• Supplied passage
The health risks associated with smoking are well documented and are now widely known. Smoking tobacco is the single most preventable cause of death and disease in the world. According to the United States Surgeon General, quitting smoking is the single most important step a smoker can take to improve the length and quality of his or her life.

Smoking adversely affects virtually every organ system in the human body, not just the lungs. These risks are illuminated by the following facts:

Smoking, Dry Eye and Contact Lenses: Smoking can affect the skin around the eyes, the environment in which the eyes function, and the tissues on the eye’s surface. Smoke is a drying agent that increases evaporation of the eye’s natural moisture which can lead to discomfort and dry eye symptoms, especially when contact lenses are worn.

Age-related Macular Degeneration (AMD): Macular degeneration is a condition that causes the center of your vision to blur while the side or peripheral vision remains unaffected. It is generally related to the aging process. High-risk groups include smokers and people who have had extensive UV exposure.

Diabetic Retinopathy: Diabetes and its complications can affect many parts of the eye. Diabetic retinopathy is the swelling and damage to the blood vessels of the retina related to diabetes that can result in blood leakage and other changes. Several factors that increase the risk of developing diabetic retinopathy include smoking, high blood pressure, drinking alcohol and pregnancy.

Cataracts: Cataracts are the result of aging changes that occur within the eye that cloud the lens. This may be due to aging, genetics, an injury, or a disease. Cataracts usually develop in both eyes, but often at different rates. Smoking, sun exposure, or the use of certain medications are also risk factors for the development of cataracts.

Pregnancy and Infant Eye Disease: Studies have found that smoking during pregnancy is associated with premature births and higher rates of strabismus (crossed eyes), refractive errors, retinal problems, and optic nerve problems.

Smoking and Blindness: Most smokers are not aware that their tobacco use is a preventable cause of blindness. Despite the important role eye doctors can have impacting patient health choices; their voice has been largely silent in the development of tobacco cessation practice guidelines and health promotion strategies.

Some things to think about:

  • Cigarettes currently cause approximately 20% of all deaths in the U.S.
  • Approximately 50 million Americans smoke.
  • Each year, about 3 million people worldwide die from smoking, with about one-third coming from developing countries.

• Given entries
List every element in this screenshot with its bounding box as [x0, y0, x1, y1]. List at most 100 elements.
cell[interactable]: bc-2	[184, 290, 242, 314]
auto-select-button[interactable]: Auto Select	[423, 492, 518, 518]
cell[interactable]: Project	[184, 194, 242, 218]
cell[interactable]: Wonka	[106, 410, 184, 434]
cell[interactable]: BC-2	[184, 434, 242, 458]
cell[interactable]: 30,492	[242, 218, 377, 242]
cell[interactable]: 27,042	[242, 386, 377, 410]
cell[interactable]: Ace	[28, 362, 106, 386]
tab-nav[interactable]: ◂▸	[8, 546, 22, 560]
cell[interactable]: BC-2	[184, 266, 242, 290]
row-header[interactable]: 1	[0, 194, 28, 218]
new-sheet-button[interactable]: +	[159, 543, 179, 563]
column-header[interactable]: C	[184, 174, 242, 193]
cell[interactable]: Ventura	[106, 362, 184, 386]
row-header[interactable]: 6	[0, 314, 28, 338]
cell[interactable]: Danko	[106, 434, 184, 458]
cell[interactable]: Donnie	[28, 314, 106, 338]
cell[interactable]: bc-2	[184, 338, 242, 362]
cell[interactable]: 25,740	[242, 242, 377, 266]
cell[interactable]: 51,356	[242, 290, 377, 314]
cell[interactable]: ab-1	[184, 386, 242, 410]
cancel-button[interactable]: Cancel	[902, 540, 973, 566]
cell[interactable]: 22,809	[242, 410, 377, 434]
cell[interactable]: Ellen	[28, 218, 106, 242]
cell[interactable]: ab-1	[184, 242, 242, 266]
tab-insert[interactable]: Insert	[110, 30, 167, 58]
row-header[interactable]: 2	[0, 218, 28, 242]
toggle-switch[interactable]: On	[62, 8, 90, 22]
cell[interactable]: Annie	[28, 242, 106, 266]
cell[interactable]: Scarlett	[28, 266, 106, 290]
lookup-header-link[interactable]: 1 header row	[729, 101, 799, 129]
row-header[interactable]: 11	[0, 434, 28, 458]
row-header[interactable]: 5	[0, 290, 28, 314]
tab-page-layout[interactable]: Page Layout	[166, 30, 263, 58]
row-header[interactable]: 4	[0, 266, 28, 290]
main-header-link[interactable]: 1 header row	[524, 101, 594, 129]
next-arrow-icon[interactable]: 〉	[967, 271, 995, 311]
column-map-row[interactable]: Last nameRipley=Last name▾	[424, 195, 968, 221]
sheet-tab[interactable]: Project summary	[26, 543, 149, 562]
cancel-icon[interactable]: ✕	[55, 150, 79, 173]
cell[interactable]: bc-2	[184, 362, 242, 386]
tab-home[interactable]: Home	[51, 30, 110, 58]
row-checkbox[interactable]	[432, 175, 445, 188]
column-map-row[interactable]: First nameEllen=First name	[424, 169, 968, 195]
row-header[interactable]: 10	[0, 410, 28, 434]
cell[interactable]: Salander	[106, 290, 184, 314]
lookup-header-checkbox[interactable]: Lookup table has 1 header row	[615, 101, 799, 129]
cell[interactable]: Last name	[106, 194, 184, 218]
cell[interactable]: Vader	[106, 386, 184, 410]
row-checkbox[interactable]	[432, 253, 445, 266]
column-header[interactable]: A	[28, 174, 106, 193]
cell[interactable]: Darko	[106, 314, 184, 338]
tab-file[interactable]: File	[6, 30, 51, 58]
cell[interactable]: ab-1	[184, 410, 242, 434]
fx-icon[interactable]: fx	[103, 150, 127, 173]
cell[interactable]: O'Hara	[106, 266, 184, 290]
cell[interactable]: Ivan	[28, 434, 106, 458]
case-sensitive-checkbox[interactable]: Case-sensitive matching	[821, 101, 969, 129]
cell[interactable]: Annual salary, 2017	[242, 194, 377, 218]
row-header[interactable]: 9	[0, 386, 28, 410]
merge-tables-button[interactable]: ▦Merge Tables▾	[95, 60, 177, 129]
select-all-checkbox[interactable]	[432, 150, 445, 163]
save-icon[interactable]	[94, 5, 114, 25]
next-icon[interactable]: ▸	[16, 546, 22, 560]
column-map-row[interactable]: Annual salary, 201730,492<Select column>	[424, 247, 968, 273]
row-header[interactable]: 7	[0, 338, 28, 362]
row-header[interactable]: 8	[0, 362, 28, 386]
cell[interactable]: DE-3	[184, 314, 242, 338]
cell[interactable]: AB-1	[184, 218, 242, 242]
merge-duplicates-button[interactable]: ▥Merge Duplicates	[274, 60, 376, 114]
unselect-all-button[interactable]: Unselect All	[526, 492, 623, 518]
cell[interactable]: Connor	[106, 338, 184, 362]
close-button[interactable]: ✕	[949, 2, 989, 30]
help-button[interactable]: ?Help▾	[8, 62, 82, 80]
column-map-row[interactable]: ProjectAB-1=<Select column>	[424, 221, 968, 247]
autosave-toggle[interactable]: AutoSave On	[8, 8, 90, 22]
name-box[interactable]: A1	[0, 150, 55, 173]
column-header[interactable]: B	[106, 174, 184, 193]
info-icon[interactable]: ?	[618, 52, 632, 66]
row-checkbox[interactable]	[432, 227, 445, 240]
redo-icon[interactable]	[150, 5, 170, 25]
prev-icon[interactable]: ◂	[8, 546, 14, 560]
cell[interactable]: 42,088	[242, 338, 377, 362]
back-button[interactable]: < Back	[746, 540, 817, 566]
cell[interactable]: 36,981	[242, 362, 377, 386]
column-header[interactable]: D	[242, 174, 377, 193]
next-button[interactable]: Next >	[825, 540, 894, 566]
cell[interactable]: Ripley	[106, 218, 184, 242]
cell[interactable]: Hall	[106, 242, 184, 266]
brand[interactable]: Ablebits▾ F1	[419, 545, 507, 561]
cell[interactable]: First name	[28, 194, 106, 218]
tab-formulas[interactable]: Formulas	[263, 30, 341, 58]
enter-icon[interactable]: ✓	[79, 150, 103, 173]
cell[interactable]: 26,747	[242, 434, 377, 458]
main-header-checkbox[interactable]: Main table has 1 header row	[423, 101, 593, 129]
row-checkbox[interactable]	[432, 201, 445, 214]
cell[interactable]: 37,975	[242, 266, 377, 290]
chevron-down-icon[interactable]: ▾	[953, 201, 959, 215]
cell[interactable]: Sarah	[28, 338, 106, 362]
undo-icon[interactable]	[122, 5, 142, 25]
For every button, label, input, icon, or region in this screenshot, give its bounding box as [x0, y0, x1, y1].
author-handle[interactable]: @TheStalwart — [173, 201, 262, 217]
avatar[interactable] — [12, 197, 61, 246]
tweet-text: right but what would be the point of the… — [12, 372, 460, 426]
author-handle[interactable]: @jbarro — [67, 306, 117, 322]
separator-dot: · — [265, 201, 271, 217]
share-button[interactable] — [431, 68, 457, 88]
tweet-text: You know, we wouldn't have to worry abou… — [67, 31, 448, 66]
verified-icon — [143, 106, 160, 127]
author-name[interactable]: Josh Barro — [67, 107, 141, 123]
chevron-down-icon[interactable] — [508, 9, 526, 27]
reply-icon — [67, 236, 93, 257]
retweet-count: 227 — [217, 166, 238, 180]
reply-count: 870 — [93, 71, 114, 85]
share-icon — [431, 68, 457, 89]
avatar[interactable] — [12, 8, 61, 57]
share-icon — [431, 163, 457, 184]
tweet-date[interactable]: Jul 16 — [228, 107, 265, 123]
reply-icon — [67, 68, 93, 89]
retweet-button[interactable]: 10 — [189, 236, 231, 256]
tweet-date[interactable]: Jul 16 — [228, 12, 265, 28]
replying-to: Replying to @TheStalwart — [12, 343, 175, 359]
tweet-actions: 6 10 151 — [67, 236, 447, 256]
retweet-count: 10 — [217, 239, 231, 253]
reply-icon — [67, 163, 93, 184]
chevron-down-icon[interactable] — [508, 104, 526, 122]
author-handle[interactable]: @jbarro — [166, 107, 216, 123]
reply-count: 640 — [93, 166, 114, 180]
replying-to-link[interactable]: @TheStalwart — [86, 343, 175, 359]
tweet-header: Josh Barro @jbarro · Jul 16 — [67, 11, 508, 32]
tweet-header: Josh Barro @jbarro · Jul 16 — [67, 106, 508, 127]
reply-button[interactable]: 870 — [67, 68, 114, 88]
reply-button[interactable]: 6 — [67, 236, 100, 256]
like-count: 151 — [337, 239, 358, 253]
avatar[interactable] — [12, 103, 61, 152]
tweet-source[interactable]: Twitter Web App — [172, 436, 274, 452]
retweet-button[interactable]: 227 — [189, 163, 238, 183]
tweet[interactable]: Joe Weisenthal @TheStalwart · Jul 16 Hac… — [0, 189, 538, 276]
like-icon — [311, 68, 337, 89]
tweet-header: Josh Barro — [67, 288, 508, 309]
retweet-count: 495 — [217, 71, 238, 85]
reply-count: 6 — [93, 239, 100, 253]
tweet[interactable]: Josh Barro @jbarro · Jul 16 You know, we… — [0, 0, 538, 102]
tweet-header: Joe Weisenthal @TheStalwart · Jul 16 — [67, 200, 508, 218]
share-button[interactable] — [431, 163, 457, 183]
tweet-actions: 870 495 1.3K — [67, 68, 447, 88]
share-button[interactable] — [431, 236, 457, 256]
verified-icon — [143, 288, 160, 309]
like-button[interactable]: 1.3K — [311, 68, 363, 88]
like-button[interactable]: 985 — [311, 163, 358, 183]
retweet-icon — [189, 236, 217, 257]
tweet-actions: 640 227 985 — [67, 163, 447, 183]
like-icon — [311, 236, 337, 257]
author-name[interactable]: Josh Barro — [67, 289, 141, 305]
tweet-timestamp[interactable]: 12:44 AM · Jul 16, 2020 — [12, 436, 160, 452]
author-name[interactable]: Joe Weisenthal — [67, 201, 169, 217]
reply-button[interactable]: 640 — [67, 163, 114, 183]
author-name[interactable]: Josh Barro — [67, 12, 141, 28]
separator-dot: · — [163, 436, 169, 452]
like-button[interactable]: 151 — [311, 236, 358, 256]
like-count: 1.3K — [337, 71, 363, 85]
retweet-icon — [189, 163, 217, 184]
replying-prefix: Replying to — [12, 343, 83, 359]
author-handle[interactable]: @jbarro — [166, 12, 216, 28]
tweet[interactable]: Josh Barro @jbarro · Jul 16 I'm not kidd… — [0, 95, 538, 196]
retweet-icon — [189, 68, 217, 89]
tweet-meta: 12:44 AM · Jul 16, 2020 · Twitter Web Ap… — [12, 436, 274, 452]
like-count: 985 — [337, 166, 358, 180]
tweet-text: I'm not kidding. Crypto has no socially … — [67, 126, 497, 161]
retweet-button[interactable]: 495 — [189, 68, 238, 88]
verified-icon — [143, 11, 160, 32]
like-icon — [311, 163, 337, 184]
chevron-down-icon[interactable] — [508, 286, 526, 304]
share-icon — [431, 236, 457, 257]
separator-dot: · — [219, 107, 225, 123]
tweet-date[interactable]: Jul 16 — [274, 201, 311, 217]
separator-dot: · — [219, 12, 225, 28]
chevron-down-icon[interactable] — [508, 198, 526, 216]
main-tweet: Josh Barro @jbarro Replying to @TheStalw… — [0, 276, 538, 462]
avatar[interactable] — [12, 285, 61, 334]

• To do
1) Retype the portion of the passage on smoking and eye health starting at "Pregnancy and Infant" and ending at "optic nerve problems.".
2) Render this sentence from the passage on smoking and eye health in Spanish: "Cataracts usually develop in both eyes, but often at different rates."
3) According to the passage on smoking and eye health, roughly how many Americans smoke?

• Answers for this exercise
1)
Pregnancy and Infant Eye Disease: Studies have found that smoking during pregnancy is associated with premature births and higher rates of strabismus (crossed eyes), refractive errors, retinal problems, and optic nerve problems.

2) Las cataratas suelen desarrollarse en ambos ojos, pero a menudo a ritmos diferentes.

3) Approximately 50 million.